-- BEGIN Quoted passage --

In Defense Of Unobtanium

For reasons that still aren’t entirely clear to me, it’s cool to hate Avatar, AKA the most successful movie ever made. People that love Marvel hate it because they see it as a threat to the MCU – which is apparently the only franchise that’s allowed to be successful anymore – and people that hate Marvel hate it, well, for the same reasons they hate Marvel. It’s cool to hate popular things, but with Avatar, there’s a pervading narrative that it was never even popular at all, despite the many billions it put in the bank.

There’s only a few common criticisms levied at Avatar, even after all these years. People like to say it’s too archetypal, and that it simply repeats the story and themes found in FernGully, Pocahontas, and Dances With Wolves. If this is your perspective – or you borrowed this perspective from South Park – I’d recommend that you work on your media literacy and then watch it again. Just because two movies share common themes doesn’t mean they’re the same movie, and Avatar is about a lot more than conservation – but that’s the subject of a different article. Secondly, people accuse Avatar of perpetuating the White Savior trope. This is a lot more nuanced than the first complaint, and while I think there’s important ways that it subverts the trope which make it a valuable commentary on these kinds of stories, once again, that topic is beyond my scope today.

The final complaint most commonly thrown at Avatar is that unobtanium is a stupid name for the rare earth mineral found beneath the surface of Pandora and coveted by the RDA. Unobtanium, a portmanteau of unobtainable and the -ium suffix commonly used for names of metal elements. This was either a placeholder name they forgot to change in the script, or Cameron was really sniffing his own farts when he came up with that one, right? Well no, obviously I don’t agree with that. I mean, you read the headline. This is a defense of unobtainium as it’s used in Avatar. If you think it’s dumb, you’re right, but also you’re wrong.

First of all, it’s not called unobtainium. The RDA calls it unobtanium, yes, but the people of Pandora do not. There is no native word for unobtanium in the film, though Cameron’s original treatment known as Project 880 says that the Na’vi call the huge outcroppings of unobtanium that float in the air “thundering rocks”, while Na’vi linguists have come up with the word “lingtskxe”; a combination of “ling”, or floating, and “skxe”, or rock. In any event, unobtanium is an exonym used only by the RDA, and specifically by head administrator Parker Selfridge.

This isn’t just semantics. Recognizing that unobtanium is the name given to this metal that only exists on Pandora helps us understand why it was called that in the first place. The first mistake is taking its etymology for granted. Marvel has trained us otherwise. We don’t question why it’s called the Tesseract, the Darkhold, or the Eye of Agamatto. We don’t know who named the Infinity Stones or dubbed Thor’s Hammer, Mjolnir. That’s just what they’re called, and admittedly, they sound cool. Unobtanium does not sound cool, but it isn’t supposed to.

-- END Quoted passage --

The problem: Set down, word for word, the passage of the article defending unobtanium from "In Defense Of" to "in the bank.".

-- BEGIN Records supplied --

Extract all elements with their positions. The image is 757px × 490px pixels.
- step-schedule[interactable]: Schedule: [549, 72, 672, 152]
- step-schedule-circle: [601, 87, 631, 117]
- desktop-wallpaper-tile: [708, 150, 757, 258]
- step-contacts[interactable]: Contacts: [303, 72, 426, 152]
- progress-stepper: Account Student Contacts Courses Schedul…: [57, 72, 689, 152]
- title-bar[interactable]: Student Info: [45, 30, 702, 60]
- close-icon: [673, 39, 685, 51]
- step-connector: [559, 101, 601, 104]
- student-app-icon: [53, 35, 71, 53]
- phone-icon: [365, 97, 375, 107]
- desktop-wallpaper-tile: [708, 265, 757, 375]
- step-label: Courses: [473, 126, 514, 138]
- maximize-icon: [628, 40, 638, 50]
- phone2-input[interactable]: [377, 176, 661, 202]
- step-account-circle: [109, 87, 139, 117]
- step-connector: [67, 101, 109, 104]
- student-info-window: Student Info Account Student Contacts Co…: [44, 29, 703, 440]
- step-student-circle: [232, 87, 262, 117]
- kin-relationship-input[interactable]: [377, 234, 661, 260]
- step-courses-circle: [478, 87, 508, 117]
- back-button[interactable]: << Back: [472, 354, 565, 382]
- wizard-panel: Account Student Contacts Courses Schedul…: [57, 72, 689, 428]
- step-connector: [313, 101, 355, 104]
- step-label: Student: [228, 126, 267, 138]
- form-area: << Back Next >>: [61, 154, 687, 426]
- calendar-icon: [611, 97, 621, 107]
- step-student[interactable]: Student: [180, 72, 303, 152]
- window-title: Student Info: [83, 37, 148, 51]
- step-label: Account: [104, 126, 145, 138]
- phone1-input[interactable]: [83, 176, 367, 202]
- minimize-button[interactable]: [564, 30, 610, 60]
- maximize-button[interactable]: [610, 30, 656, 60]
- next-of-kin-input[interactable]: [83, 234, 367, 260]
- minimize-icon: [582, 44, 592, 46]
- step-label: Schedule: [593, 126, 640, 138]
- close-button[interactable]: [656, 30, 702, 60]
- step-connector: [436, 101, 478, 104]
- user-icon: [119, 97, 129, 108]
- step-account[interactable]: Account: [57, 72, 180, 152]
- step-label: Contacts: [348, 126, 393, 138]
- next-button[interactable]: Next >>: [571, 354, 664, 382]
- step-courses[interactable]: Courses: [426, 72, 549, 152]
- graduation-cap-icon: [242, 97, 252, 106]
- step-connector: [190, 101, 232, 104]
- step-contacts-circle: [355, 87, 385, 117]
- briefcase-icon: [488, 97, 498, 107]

-- END Records supplied --

Answer below:
In Defense Of Unobtanium

For reasons that still aren’t entirely clear to me, it’s cool to hate Avatar, AKA the most successful movie ever made. People that love Marvel hate it because they see it as a threat to the MCU – which is apparently the only franchise that’s allowed to be successful anymore – and people that hate Marvel hate it, well, for the same reasons they hate Marvel. It’s cool to hate popular things, but with Avatar, there’s a pervading narrative that it was never even popular at all, despite the many billions it put in the bank.